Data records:
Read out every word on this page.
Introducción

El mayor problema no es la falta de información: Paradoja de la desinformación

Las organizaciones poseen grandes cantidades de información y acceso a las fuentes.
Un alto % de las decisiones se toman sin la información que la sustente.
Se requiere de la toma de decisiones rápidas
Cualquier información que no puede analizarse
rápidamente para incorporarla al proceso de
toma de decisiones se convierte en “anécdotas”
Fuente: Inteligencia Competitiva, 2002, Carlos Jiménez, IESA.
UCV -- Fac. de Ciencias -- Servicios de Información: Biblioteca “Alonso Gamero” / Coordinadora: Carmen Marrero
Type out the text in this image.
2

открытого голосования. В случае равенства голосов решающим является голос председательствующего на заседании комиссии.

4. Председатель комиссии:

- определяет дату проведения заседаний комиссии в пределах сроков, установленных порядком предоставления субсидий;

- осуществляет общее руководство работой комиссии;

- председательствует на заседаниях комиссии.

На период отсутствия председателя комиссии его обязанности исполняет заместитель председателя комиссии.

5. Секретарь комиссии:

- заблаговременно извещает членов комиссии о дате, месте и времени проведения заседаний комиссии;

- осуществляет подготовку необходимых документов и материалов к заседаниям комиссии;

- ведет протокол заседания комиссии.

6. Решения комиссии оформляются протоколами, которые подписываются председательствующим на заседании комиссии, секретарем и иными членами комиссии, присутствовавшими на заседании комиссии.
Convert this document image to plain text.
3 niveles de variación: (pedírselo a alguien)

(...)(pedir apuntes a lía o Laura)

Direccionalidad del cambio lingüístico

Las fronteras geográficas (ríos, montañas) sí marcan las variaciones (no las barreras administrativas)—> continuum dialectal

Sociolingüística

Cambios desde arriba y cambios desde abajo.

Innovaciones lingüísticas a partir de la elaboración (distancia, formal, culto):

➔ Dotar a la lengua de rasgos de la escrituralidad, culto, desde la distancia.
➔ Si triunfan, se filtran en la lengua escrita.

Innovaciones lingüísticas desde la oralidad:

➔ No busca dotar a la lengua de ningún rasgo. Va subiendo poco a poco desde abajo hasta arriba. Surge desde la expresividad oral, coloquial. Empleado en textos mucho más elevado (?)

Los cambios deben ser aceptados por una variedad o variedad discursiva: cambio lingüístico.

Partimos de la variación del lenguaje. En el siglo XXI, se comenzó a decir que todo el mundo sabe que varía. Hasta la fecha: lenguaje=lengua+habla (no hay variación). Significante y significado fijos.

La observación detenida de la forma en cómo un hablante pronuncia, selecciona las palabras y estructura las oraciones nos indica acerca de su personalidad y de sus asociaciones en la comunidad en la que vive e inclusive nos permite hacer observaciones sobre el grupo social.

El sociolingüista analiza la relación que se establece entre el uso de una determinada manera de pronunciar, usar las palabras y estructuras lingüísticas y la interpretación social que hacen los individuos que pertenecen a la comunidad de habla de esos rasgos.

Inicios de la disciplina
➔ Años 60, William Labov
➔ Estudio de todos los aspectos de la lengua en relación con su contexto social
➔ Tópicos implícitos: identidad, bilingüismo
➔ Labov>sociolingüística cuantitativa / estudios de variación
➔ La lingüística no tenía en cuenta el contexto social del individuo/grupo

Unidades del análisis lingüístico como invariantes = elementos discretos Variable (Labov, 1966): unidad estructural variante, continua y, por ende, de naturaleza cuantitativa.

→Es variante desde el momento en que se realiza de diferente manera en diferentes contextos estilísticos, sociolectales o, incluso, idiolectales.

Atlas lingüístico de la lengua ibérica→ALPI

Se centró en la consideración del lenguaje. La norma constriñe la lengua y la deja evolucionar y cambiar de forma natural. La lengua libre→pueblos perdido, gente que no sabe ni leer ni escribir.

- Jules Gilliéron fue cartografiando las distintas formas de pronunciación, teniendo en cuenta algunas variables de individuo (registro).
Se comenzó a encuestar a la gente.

→ WRITTEN PROBLEM:
Pull out all lines containing the word "culto" from the entries above.

→ RESULT:
Innovaciones lingüísticas a partir de la elaboración (distancia, formal, culto):
➔ Dotar a la lengua de rasgos de la escrituralidad, culto, desde la distancia.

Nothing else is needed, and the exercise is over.